* TASK BRIEF
Retype the lines verbatim, from the first line of the records through the line containing "essay-2-heading — [48, 307, 748, 327]", inclusive.

* PROVIDED ENTRIES

* * *

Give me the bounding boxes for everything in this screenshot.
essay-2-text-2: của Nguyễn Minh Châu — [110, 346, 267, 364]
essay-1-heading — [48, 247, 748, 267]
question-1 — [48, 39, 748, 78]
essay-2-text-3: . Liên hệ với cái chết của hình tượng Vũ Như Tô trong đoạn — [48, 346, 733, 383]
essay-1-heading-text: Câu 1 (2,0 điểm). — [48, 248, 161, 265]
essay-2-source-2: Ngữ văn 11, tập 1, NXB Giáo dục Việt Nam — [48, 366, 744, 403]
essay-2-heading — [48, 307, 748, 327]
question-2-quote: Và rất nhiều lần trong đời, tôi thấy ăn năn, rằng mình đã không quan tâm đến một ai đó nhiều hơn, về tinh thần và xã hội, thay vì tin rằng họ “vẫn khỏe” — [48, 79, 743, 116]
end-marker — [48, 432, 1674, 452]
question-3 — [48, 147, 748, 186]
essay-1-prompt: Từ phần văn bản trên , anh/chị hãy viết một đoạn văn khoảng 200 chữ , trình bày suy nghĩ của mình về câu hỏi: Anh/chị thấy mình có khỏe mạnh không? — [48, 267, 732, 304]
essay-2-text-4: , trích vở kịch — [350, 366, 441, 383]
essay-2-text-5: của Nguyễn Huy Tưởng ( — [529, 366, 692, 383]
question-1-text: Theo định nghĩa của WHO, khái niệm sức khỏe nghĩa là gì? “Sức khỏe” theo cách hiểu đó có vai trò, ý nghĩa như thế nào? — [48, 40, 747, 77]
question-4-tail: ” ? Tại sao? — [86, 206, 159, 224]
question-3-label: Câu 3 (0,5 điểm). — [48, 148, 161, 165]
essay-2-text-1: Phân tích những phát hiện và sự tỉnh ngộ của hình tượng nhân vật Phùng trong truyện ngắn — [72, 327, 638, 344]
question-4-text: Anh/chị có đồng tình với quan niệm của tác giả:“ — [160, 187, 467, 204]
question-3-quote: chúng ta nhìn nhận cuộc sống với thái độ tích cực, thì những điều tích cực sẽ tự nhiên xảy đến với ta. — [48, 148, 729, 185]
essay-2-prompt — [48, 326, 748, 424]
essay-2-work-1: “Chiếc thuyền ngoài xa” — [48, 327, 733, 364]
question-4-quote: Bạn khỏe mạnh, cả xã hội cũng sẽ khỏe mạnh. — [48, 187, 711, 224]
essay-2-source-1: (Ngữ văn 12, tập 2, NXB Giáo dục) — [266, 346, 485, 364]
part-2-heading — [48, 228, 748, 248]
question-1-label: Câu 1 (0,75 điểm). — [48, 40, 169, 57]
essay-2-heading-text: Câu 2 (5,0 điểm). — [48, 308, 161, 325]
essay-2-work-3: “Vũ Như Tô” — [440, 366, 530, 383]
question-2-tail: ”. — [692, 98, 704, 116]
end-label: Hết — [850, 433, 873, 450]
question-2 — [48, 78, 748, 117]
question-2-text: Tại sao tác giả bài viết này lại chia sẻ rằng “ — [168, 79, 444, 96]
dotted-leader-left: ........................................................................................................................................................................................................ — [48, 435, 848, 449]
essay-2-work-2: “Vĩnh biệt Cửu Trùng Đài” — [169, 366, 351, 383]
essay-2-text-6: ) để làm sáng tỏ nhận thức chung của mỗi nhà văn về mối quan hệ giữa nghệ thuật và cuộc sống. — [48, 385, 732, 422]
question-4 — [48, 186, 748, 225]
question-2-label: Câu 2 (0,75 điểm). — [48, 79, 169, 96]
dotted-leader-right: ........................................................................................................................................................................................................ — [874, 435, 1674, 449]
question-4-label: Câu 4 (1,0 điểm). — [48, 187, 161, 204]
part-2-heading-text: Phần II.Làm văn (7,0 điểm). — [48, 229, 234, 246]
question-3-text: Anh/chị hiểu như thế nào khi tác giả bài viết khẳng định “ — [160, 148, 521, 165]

* * *

* EXPECTED ANSWER
Give me the bounding boxes for everything in this screenshot.
essay-2-text-2: của Nguyễn Minh Châu — [110, 346, 267, 364]
essay-1-heading — [48, 247, 748, 267]
question-1 — [48, 39, 748, 78]
essay-2-text-3: . Liên hệ với cái chết của hình tượng Vũ Như Tô trong đoạn — [48, 346, 733, 383]
essay-1-heading-text: Câu 1 (2,0 điểm). — [48, 248, 161, 265]
essay-2-source-2: Ngữ văn 11, tập 1, NXB Giáo dục Việt Nam — [48, 366, 744, 403]
essay-2-heading — [48, 307, 748, 327]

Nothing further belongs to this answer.